▶ _EXERCISE DESCRIPTION_
Reproduce the listing exactly, with no pictures in your copy.

▶ _DATA FOR PROCESSING_
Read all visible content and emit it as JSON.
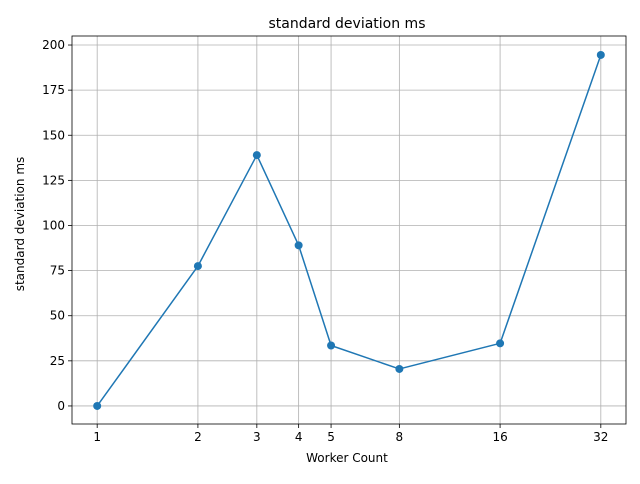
{
  "chart_data": {
    "type": "line",
    "title": "standard deviation ms",
    "xlabel": "Worker Count",
    "ylabel": "standard deviation ms",
    "x_scale": "log2",
    "x": [
      1,
      2,
      3,
      4,
      5,
      8,
      16,
      32
    ],
    "x_tick_labels": [
      "1",
      "2",
      "3",
      "4",
      "5",
      "8",
      "16",
      "32"
    ],
    "series": [
      {
        "values": [
          0,
          77.5,
          139,
          89,
          33.5,
          20.5,
          34.7,
          194.5
        ],
        "color": "#1f77b4",
        "marker": "circle"
      }
    ],
    "yticks": [
      0,
      25,
      50,
      75,
      100,
      125,
      150,
      175,
      200
    ],
    "y_tick_labels": [
      "0",
      "25",
      "50",
      "75",
      "100",
      "125",
      "150",
      "175",
      "200"
    ],
    "ylim": [
      -10,
      205
    ],
    "grid": true
  }
}
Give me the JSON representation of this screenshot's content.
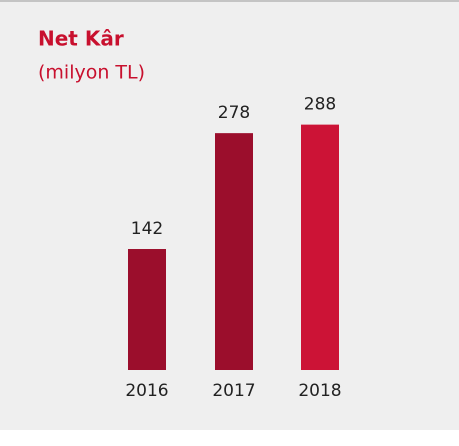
{
  "chart_data": {
    "type": "bar",
    "title": "Net Kâr",
    "subtitle": "(milyon TL)",
    "categories": [
      "2016",
      "2017",
      "2018"
    ],
    "values": [
      142,
      278,
      288
    ],
    "colors": [
      "#9b0e2c",
      "#9b0e2c",
      "#cc1336"
    ],
    "title_color": "#c8102e"
  }
}
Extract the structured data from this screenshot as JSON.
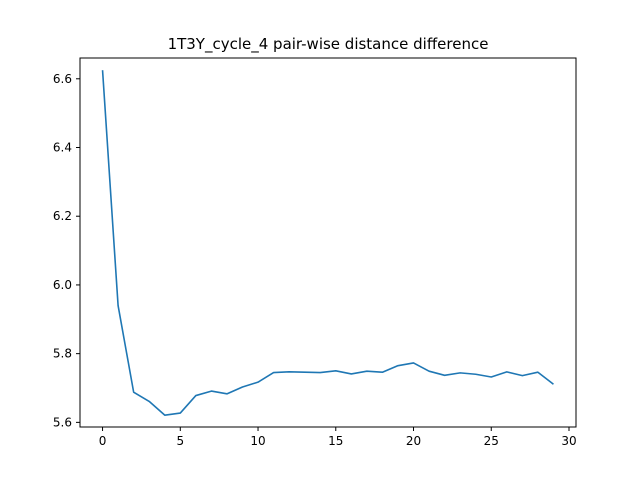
{
  "chart_data": {
    "type": "line",
    "title": "1T3Y_cycle_4 pair-wise distance difference",
    "xlabel": "",
    "ylabel": "",
    "xlim": [
      -1.45,
      30.45
    ],
    "ylim": [
      5.5865,
      6.6605
    ],
    "x_ticks": [
      0,
      5,
      10,
      15,
      20,
      25,
      30
    ],
    "y_ticks": [
      5.6,
      5.8,
      6.0,
      6.2,
      6.4,
      6.6
    ],
    "y_tick_labels": [
      "5.6",
      "5.8",
      "6.0",
      "6.2",
      "6.4",
      "6.6"
    ],
    "grid": false,
    "series": [
      {
        "color": "#1f77b4",
        "x": [
          0,
          1,
          2,
          3,
          4,
          5,
          6,
          7,
          8,
          9,
          10,
          11,
          12,
          13,
          14,
          15,
          16,
          17,
          18,
          19,
          20,
          21,
          22,
          23,
          24,
          25,
          26,
          27,
          28,
          29
        ],
        "values": [
          6.625,
          5.94,
          5.688,
          5.661,
          5.621,
          5.627,
          5.678,
          5.691,
          5.683,
          5.703,
          5.717,
          5.745,
          5.747,
          5.746,
          5.745,
          5.75,
          5.741,
          5.749,
          5.746,
          5.765,
          5.773,
          5.749,
          5.737,
          5.744,
          5.74,
          5.732,
          5.747,
          5.736,
          5.746,
          5.711
        ]
      }
    ]
  }
}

▶ _THE RESPONSE_
Read all visible content and emit it as JSON.
{
  "chart_data": {
    "type": "line",
    "title": "standard deviation ms",
    "xlabel": "Worker Count",
    "ylabel": "standard deviation ms",
    "x_scale": "log2",
    "x": [
      1,
      2,
      3,
      4,
      5,
      8,
      16,
      32
    ],
    "x_tick_labels": [
      "1",
      "2",
      "3",
      "4",
      "5",
      "8",
      "16",
      "32"
    ],
    "series": [
      {
        "values": [
          0,
          77.5,
          139,
          89,
          33.5,
          20.5,
          34.7,
          194.5
        ],
        "color": "#1f77b4",
        "marker": "circle"
      }
    ],
    "yticks": [
      0,
      25,
      50,
      75,
      100,
      125,
      150,
      175,
      200
    ],
    "y_tick_labels": [
      "0",
      "25",
      "50",
      "75",
      "100",
      "125",
      "150",
      "175",
      "200"
    ],
    "ylim": [
      -10,
      205
    ],
    "grid": true
  }
}
Give me the JSON representation of this screenshot's content.
{
  "chart_data": {
    "type": "bar",
    "title": "Net Kâr",
    "subtitle": "(milyon TL)",
    "categories": [
      "2016",
      "2017",
      "2018"
    ],
    "values": [
      142,
      278,
      288
    ],
    "colors": [
      "#9b0e2c",
      "#9b0e2c",
      "#cc1336"
    ],
    "title_color": "#c8102e"
  }
}
Extract the structured data from this screenshot as JSON.
{
  "chart_data": {
    "type": "line",
    "title": "1T3Y_cycle_4 pair-wise distance difference",
    "xlabel": "",
    "ylabel": "",
    "xlim": [
      -1.45,
      30.45
    ],
    "ylim": [
      5.5865,
      6.6605
    ],
    "x_ticks": [
      0,
      5,
      10,
      15,
      20,
      25,
      30
    ],
    "y_ticks": [
      5.6,
      5.8,
      6.0,
      6.2,
      6.4,
      6.6
    ],
    "y_tick_labels": [
      "5.6",
      "5.8",
      "6.0",
      "6.2",
      "6.4",
      "6.6"
    ],
    "grid": false,
    "series": [
      {
        "color": "#1f77b4",
        "x": [
          0,
          1,
          2,
          3,
          4,
          5,
          6,
          7,
          8,
          9,
          10,
          11,
          12,
          13,
          14,
          15,
          16,
          17,
          18,
          19,
          20,
          21,
          22,
          23,
          24,
          25,
          26,
          27,
          28,
          29
        ],
        "values": [
          6.625,
          5.94,
          5.688,
          5.661,
          5.621,
          5.627,
          5.678,
          5.691,
          5.683,
          5.703,
          5.717,
          5.745,
          5.747,
          5.746,
          5.745,
          5.75,
          5.741,
          5.749,
          5.746,
          5.765,
          5.773,
          5.749,
          5.737,
          5.744,
          5.74,
          5.732,
          5.747,
          5.736,
          5.746,
          5.711
        ]
      }
    ]
  }
}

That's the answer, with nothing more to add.